#### [Exercise details]
Transcribe all the records exactly and omit any images they hold.

#### [Dataset records]
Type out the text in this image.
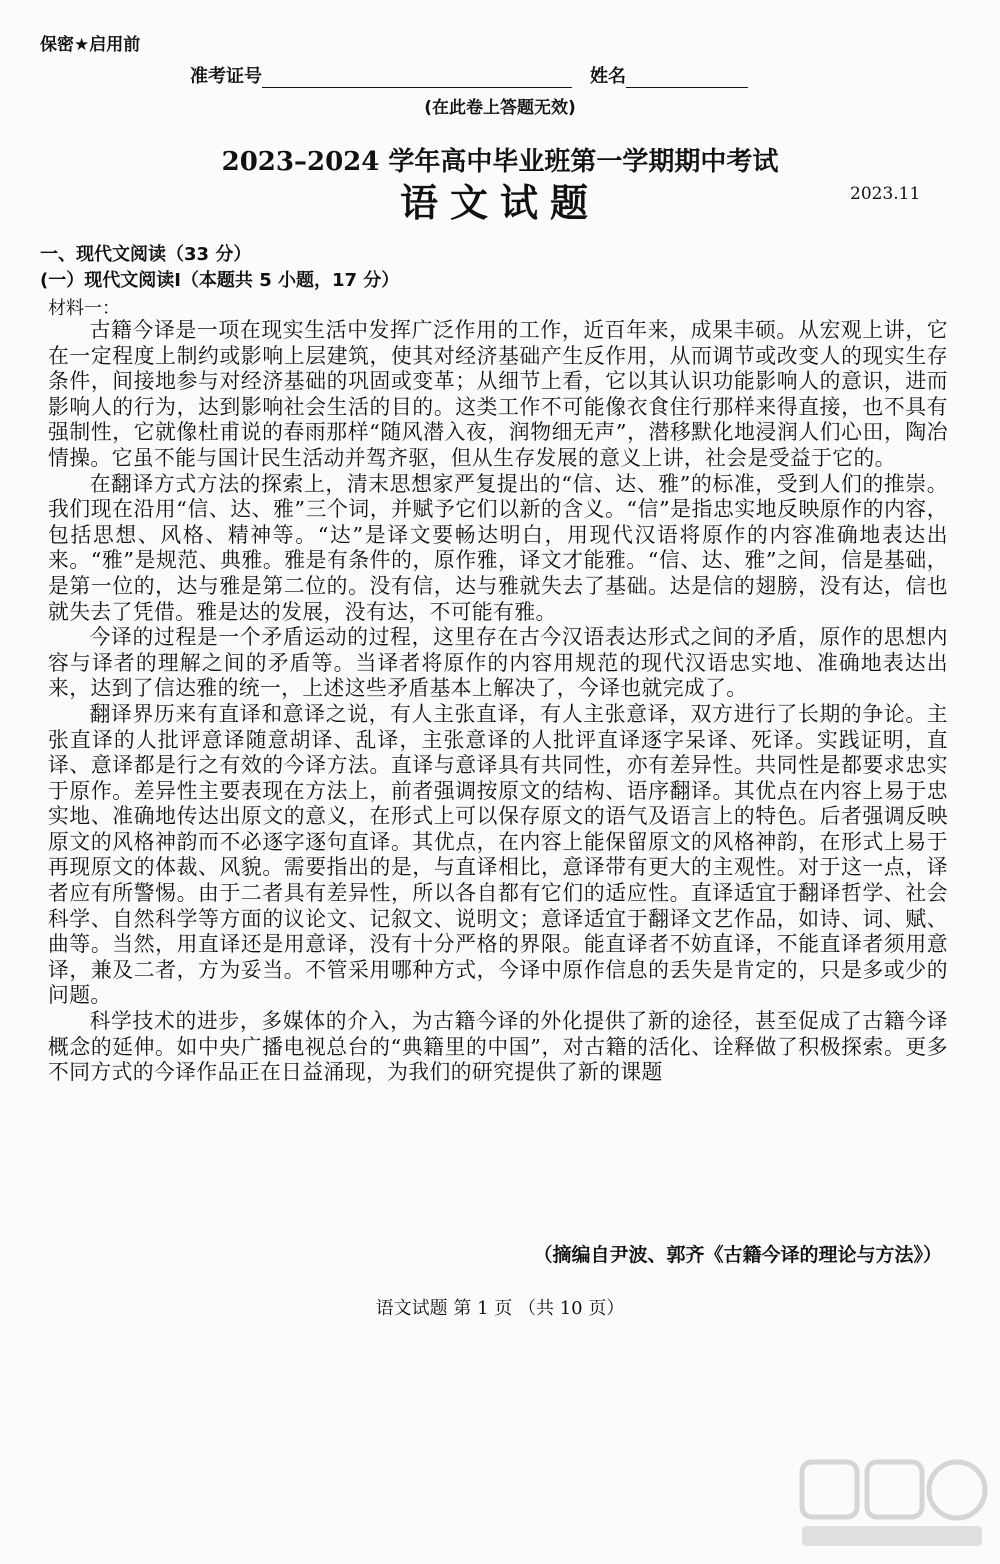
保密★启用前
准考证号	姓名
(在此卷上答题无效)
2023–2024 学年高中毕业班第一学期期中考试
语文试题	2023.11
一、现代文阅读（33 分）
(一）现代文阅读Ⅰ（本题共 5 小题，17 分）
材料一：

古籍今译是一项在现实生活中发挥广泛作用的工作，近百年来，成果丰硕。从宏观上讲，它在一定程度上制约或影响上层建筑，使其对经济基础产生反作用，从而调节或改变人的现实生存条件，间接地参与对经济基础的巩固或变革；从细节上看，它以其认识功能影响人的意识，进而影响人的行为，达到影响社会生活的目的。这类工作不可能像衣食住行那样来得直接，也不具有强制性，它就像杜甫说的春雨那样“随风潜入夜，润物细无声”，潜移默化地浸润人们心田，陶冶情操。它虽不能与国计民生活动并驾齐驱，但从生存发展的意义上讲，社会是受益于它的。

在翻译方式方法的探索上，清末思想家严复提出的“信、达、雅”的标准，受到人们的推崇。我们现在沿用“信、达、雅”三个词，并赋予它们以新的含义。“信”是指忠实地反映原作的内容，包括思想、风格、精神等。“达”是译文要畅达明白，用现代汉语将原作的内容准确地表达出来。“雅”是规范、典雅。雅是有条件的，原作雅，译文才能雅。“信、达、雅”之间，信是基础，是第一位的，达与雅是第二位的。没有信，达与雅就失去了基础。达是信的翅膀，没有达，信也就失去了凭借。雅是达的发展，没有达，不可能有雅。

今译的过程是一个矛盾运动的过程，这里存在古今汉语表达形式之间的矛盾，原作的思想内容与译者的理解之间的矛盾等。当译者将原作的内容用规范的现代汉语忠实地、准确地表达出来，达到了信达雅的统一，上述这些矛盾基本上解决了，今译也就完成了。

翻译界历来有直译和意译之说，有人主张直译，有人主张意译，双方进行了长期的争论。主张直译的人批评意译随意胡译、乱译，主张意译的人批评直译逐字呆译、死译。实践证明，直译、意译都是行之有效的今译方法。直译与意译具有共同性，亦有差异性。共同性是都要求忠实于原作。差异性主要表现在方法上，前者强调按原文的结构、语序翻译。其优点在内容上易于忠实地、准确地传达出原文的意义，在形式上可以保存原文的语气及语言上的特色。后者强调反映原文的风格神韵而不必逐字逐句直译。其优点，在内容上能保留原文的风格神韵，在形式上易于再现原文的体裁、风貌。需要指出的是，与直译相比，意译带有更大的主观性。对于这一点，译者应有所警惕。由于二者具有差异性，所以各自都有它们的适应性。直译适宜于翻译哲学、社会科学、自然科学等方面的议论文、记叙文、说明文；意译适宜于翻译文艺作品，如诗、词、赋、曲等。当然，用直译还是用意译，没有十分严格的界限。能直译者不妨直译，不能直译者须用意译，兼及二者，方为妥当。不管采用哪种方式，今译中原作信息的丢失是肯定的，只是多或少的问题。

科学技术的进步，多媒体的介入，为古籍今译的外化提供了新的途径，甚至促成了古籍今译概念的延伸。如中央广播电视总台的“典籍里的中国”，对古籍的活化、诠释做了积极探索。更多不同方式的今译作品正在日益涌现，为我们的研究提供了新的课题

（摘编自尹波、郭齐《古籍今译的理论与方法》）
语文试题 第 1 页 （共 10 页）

#### [The output]
Type out the text in this image.
保密★启用前
准考证号	姓名
(在此卷上答题无效)
2023–2024 学年高中毕业班第一学期期中考试
语文试题	2023.11
一、现代文阅读（33 分）
(一）现代文阅读Ⅰ（本题共 5 小题，17 分）
材料一：

古籍今译是一项在现实生活中发挥广泛作用的工作，近百年来，成果丰硕。从宏观上讲，它在一定程度上制约或影响上层建筑，使其对经济基础产生反作用，从而调节或改变人的现实生存条件，间接地参与对经济基础的巩固或变革；从细节上看，它以其认识功能影响人的意识，进而影响人的行为，达到影响社会生活的目的。这类工作不可能像衣食住行那样来得直接，也不具有强制性，它就像杜甫说的春雨那样“随风潜入夜，润物细无声”，潜移默化地浸润人们心田，陶冶情操。它虽不能与国计民生活动并驾齐驱，但从生存发展的意义上讲，社会是受益于它的。

在翻译方式方法的探索上，清末思想家严复提出的“信、达、雅”的标准，受到人们的推崇。我们现在沿用“信、达、雅”三个词，并赋予它们以新的含义。“信”是指忠实地反映原作的内容，包括思想、风格、精神等。“达”是译文要畅达明白，用现代汉语将原作的内容准确地表达出来。“雅”是规范、典雅。雅是有条件的，原作雅，译文才能雅。“信、达、雅”之间，信是基础，是第一位的，达与雅是第二位的。没有信，达与雅就失去了基础。达是信的翅膀，没有达，信也就失去了凭借。雅是达的发展，没有达，不可能有雅。

今译的过程是一个矛盾运动的过程，这里存在古今汉语表达形式之间的矛盾，原作的思想内容与译者的理解之间的矛盾等。当译者将原作的内容用规范的现代汉语忠实地、准确地表达出来，达到了信达雅的统一，上述这些矛盾基本上解决了，今译也就完成了。

翻译界历来有直译和意译之说，有人主张直译，有人主张意译，双方进行了长期的争论。主张直译的人批评意译随意胡译、乱译，主张意译的人批评直译逐字呆译、死译。实践证明，直译、意译都是行之有效的今译方法。直译与意译具有共同性，亦有差异性。共同性是都要求忠实于原作。差异性主要表现在方法上，前者强调按原文的结构、语序翻译。其优点在内容上易于忠实地、准确地传达出原文的意义，在形式上可以保存原文的语气及语言上的特色。后者强调反映原文的风格神韵而不必逐字逐句直译。其优点，在内容上能保留原文的风格神韵，在形式上易于再现原文的体裁、风貌。需要指出的是，与直译相比，意译带有更大的主观性。对于这一点，译者应有所警惕。由于二者具有差异性，所以各自都有它们的适应性。直译适宜于翻译哲学、社会科学、自然科学等方面的议论文、记叙文、说明文；意译适宜于翻译文艺作品，如诗、词、赋、曲等。当然，用直译还是用意译，没有十分严格的界限。能直译者不妨直译，不能直译者须用意译，兼及二者，方为妥当。不管采用哪种方式，今译中原作信息的丢失是肯定的，只是多或少的问题。

科学技术的进步，多媒体的介入，为古籍今译的外化提供了新的途径，甚至促成了古籍今译概念的延伸。如中央广播电视总台的“典籍里的中国”，对古籍的活化、诠释做了积极探索。更多不同方式的今译作品正在日益涌现，为我们的研究提供了新的课题

（摘编自尹波、郭齐《古籍今译的理论与方法》）
语文试题 第 1 页 （共 10 页）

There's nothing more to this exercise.